TASK STATEMENT:
Without skipping anything, write out each record below exactly.

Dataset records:
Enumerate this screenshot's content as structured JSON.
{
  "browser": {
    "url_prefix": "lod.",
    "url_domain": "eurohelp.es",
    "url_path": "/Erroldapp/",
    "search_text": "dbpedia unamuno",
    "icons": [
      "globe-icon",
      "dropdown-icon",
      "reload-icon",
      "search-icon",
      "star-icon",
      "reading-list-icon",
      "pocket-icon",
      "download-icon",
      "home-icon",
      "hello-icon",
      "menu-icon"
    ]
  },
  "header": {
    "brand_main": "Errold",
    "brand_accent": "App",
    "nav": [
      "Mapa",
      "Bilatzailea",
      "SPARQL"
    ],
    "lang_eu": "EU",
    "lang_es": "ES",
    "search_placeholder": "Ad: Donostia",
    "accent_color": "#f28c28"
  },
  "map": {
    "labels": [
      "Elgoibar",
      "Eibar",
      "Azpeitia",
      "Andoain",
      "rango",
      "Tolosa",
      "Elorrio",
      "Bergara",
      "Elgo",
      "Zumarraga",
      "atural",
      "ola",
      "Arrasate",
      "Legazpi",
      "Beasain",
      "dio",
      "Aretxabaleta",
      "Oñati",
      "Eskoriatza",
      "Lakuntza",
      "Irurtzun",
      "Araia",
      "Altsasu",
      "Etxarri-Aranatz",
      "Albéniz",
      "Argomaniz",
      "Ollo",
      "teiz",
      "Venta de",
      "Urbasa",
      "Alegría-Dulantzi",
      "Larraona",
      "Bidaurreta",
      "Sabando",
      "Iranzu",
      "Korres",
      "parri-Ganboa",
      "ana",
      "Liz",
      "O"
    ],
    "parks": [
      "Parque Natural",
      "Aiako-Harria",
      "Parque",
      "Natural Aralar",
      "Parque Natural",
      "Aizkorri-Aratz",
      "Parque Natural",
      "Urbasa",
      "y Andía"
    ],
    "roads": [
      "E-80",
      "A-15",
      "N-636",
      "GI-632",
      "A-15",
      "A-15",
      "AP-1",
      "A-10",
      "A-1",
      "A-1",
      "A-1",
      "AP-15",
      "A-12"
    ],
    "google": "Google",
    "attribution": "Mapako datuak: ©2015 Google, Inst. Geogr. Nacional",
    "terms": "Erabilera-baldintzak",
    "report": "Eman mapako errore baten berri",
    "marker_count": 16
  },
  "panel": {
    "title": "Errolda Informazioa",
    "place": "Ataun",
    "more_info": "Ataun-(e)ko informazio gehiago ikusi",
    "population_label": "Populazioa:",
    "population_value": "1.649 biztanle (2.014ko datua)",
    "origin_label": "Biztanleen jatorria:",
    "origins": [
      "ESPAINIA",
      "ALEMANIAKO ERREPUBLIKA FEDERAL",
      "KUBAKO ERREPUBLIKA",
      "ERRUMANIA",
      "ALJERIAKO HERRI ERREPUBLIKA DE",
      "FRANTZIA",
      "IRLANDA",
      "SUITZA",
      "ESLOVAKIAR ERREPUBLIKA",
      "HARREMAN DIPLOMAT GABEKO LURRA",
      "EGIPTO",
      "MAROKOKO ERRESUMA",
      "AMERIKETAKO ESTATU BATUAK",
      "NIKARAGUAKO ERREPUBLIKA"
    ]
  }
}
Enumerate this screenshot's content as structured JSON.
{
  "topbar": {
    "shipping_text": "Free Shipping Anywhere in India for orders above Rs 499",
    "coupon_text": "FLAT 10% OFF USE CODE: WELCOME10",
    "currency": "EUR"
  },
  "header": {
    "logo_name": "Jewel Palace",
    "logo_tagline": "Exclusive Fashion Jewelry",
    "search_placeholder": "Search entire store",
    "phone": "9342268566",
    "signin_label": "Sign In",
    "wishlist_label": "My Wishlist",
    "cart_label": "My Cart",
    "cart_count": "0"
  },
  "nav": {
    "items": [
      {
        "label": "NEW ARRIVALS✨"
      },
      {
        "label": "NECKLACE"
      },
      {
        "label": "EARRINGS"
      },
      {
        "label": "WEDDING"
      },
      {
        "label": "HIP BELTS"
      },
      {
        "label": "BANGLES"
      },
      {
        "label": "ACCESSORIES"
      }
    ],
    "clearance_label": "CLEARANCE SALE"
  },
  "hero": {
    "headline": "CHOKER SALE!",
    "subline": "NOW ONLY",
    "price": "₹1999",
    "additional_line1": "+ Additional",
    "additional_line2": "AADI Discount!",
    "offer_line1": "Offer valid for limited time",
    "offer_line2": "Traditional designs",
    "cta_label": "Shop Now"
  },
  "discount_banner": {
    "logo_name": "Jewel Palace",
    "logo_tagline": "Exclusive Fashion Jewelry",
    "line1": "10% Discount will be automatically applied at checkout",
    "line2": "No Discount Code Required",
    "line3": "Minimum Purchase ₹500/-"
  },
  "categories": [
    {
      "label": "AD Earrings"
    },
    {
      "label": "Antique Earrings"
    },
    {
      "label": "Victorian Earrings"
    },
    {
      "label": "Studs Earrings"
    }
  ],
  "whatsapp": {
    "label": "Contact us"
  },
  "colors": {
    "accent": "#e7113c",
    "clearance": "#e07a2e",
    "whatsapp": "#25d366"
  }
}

RESULT:
Enumerate this screenshot's content as structured JSON.
{
  "browser": {
    "url_prefix": "lod.",
    "url_domain": "eurohelp.es",
    "url_path": "/Erroldapp/",
    "search_text": "dbpedia unamuno",
    "icons": [
      "globe-icon",
      "dropdown-icon",
      "reload-icon",
      "search-icon",
      "star-icon",
      "reading-list-icon",
      "pocket-icon",
      "download-icon",
      "home-icon",
      "hello-icon",
      "menu-icon"
    ]
  },
  "header": {
    "brand_main": "Errold",
    "brand_accent": "App",
    "nav": [
      "Mapa",
      "Bilatzailea",
      "SPARQL"
    ],
    "lang_eu": "EU",
    "lang_es": "ES",
    "search_placeholder": "Ad: Donostia",
    "accent_color": "#f28c28"
  },
  "map": {
    "labels": [
      "Elgoibar",
      "Eibar",
      "Azpeitia",
      "Andoain",
      "rango",
      "Tolosa",
      "Elorrio",
      "Bergara",
      "Elgo",
      "Zumarraga",
      "atural",
      "ola",
      "Arrasate",
      "Legazpi",
      "Beasain",
      "dio",
      "Aretxabaleta",
      "Oñati",
      "Eskoriatza",
      "Lakuntza",
      "Irurtzun",
      "Araia",
      "Altsasu",
      "Etxarri-Aranatz",
      "Albéniz",
      "Argomaniz",
      "Ollo",
      "teiz",
      "Venta de",
      "Urbasa",
      "Alegría-Dulantzi",
      "Larraona",
      "Bidaurreta",
      "Sabando",
      "Iranzu",
      "Korres",
      "parri-Ganboa",
      "ana",
      "Liz",
      "O"
    ],
    "parks": [
      "Parque Natural",
      "Aiako-Harria",
      "Parque",
      "Natural Aralar",
      "Parque Natural",
      "Aizkorri-Aratz",
      "Parque Natural",
      "Urbasa",
      "y Andía"
    ],
    "roads": [
      "E-80",
      "A-15",
      "N-636",
      "GI-632",
      "A-15",
      "A-15",
      "AP-1",
      "A-10",
      "A-1",
      "A-1",
      "A-1",
      "AP-15",
      "A-12"
    ],
    "google": "Google",
    "attribution": "Mapako datuak: ©2015 Google, Inst. Geogr. Nacional",
    "terms": "Erabilera-baldintzak",
    "report": "Eman mapako errore baten berri",
    "marker_count": 16
  },
  "panel": {
    "title": "Errolda Informazioa",
    "place": "Ataun",
    "more_info": "Ataun-(e)ko informazio gehiago ikusi",
    "population_label": "Populazioa:",
    "population_value": "1.649 biztanle (2.014ko datua)",
    "origin_label": "Biztanleen jatorria:",
    "origins": [
      "ESPAINIA",
      "ALEMANIAKO ERREPUBLIKA FEDERAL",
      "KUBAKO ERREPUBLIKA",
      "ERRUMANIA",
      "ALJERIAKO HERRI ERREPUBLIKA DE",
      "FRANTZIA",
      "IRLANDA",
      "SUITZA",
      "ESLOVAKIAR ERREPUBLIKA",
      "HARREMAN DIPLOMAT GABEKO LURRA",
      "EGIPTO",
      "MAROKOKO ERRESUMA",
      "AMERIKETAKO ESTATU BATUAK",
      "NIKARAGUAKO ERREPUBLIKA"
    ]
  }
}
Enumerate this screenshot's content as structured JSON.
{
  "topbar": {
    "shipping_text": "Free Shipping Anywhere in India for orders above Rs 499",
    "coupon_text": "FLAT 10% OFF USE CODE: WELCOME10",
    "currency": "EUR"
  },
  "header": {
    "logo_name": "Jewel Palace",
    "logo_tagline": "Exclusive Fashion Jewelry",
    "search_placeholder": "Search entire store",
    "phone": "9342268566",
    "signin_label": "Sign In",
    "wishlist_label": "My Wishlist",
    "cart_label": "My Cart",
    "cart_count": "0"
  },
  "nav": {
    "items": [
      {
        "label": "NEW ARRIVALS✨"
      },
      {
        "label": "NECKLACE"
      },
      {
        "label": "EARRINGS"
      },
      {
        "label": "WEDDING"
      },
      {
        "label": "HIP BELTS"
      },
      {
        "label": "BANGLES"
      },
      {
        "label": "ACCESSORIES"
      }
    ],
    "clearance_label": "CLEARANCE SALE"
  },
  "hero": {
    "headline": "CHOKER SALE!",
    "subline": "NOW ONLY",
    "price": "₹1999",
    "additional_line1": "+ Additional",
    "additional_line2": "AADI Discount!",
    "offer_line1": "Offer valid for limited time",
    "offer_line2": "Traditional designs",
    "cta_label": "Shop Now"
  },
  "discount_banner": {
    "logo_name": "Jewel Palace",
    "logo_tagline": "Exclusive Fashion Jewelry",
    "line1": "10% Discount will be automatically applied at checkout",
    "line2": "No Discount Code Required",
    "line3": "Minimum Purchase ₹500/-"
  },
  "categories": [
    {
      "label": "AD Earrings"
    },
    {
      "label": "Antique Earrings"
    },
    {
      "label": "Victorian Earrings"
    },
    {
      "label": "Studs Earrings"
    }
  ],
  "whatsapp": {
    "label": "Contact us"
  },
  "colors": {
    "accent": "#e7113c",
    "clearance": "#e07a2e",
    "whatsapp": "#25d366"
  }
}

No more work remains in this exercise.